* REQUIREMENTS *
Filter the listing below, copying every line in which the word "block" appears.

── INPUT MATERIAL

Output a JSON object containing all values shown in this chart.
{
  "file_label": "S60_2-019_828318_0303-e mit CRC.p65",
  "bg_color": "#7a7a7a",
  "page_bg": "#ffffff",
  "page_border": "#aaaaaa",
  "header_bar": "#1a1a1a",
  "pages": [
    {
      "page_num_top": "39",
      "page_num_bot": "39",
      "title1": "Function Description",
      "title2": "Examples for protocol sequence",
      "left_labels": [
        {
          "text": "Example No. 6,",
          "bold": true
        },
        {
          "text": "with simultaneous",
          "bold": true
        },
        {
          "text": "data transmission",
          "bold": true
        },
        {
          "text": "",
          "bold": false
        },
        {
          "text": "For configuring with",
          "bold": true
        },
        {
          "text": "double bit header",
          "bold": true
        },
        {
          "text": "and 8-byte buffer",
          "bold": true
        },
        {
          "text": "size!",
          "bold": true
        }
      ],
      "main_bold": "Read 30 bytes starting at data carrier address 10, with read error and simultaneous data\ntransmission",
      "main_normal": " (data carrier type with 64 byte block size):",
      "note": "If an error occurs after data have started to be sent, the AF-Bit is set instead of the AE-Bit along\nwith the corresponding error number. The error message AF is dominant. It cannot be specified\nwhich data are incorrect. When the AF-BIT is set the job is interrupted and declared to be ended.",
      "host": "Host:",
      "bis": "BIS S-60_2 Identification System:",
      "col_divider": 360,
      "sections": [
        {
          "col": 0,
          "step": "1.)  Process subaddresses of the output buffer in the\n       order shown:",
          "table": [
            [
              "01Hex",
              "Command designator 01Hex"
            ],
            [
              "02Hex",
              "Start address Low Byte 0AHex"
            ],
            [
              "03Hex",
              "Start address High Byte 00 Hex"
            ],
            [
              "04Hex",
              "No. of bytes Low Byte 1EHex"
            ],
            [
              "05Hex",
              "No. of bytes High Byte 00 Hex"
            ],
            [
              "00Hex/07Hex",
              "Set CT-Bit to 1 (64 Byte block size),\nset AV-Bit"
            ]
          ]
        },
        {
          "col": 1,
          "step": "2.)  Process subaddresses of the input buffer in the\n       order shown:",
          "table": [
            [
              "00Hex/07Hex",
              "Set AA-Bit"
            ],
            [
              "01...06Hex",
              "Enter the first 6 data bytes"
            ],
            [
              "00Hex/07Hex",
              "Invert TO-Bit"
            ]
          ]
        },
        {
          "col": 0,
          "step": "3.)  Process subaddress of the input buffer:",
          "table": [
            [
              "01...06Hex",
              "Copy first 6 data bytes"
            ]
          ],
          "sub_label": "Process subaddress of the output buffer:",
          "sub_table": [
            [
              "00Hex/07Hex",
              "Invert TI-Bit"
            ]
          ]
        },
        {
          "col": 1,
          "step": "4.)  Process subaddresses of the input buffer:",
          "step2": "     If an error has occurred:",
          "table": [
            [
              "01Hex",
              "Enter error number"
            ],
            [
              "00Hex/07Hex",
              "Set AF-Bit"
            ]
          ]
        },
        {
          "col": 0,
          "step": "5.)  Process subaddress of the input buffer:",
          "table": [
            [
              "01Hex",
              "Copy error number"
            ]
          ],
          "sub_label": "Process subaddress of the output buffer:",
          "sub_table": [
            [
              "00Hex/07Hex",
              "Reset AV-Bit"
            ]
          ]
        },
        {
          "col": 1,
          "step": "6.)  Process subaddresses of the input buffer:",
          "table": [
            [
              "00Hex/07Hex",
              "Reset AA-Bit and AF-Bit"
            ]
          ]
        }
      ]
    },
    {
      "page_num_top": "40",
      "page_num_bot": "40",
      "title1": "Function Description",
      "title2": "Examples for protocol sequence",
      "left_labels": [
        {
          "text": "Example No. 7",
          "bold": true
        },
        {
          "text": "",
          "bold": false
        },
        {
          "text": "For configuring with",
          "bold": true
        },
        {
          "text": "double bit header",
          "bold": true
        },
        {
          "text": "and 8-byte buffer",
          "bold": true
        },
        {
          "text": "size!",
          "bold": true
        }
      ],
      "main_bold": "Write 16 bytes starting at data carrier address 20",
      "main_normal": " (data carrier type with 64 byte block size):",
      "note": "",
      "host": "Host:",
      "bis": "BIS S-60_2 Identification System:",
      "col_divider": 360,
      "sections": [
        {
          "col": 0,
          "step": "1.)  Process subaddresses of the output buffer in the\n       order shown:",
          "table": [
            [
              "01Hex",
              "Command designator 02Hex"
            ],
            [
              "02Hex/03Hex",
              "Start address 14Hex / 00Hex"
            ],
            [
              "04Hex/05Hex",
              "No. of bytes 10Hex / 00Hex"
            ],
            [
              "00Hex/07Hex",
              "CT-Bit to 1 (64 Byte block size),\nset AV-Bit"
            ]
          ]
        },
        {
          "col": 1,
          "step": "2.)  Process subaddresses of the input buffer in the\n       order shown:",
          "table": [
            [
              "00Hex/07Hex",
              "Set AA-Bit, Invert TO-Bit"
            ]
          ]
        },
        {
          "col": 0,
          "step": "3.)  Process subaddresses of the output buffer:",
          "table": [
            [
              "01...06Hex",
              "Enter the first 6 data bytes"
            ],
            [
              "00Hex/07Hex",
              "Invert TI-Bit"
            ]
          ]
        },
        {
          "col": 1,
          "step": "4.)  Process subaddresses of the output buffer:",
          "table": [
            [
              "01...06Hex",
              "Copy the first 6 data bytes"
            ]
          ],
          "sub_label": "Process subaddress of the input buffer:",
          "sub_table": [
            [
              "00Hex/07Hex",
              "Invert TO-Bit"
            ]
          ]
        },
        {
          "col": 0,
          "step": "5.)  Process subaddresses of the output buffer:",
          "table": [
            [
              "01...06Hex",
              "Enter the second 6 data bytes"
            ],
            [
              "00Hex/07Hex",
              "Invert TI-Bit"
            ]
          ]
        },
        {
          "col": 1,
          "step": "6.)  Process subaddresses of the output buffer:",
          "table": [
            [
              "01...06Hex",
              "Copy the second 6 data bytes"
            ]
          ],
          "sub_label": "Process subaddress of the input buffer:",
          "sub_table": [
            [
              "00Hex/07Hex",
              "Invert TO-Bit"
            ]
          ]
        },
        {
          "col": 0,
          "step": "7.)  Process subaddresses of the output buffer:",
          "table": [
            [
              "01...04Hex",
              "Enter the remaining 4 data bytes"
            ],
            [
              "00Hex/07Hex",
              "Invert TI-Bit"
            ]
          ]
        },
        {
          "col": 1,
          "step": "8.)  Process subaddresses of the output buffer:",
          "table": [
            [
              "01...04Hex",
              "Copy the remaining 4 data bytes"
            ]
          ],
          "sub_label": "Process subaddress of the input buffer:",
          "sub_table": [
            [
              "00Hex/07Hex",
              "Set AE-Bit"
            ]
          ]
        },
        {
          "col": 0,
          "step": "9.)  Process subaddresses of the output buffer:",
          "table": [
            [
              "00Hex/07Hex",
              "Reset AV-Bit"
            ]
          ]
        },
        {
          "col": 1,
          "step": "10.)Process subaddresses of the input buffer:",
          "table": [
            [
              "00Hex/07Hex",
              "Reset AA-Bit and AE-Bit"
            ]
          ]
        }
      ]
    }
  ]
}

────

* COMPLETE ANSWER *
      "main_normal": " (data carrier type with 64 byte block size):",
              "Set CT-Bit to 1 (64 Byte block size),\nset AV-Bit"
      "main_normal": " (data carrier type with 64 byte block size):",
              "CT-Bit to 1 (64 Byte block size),\nset AV-Bit"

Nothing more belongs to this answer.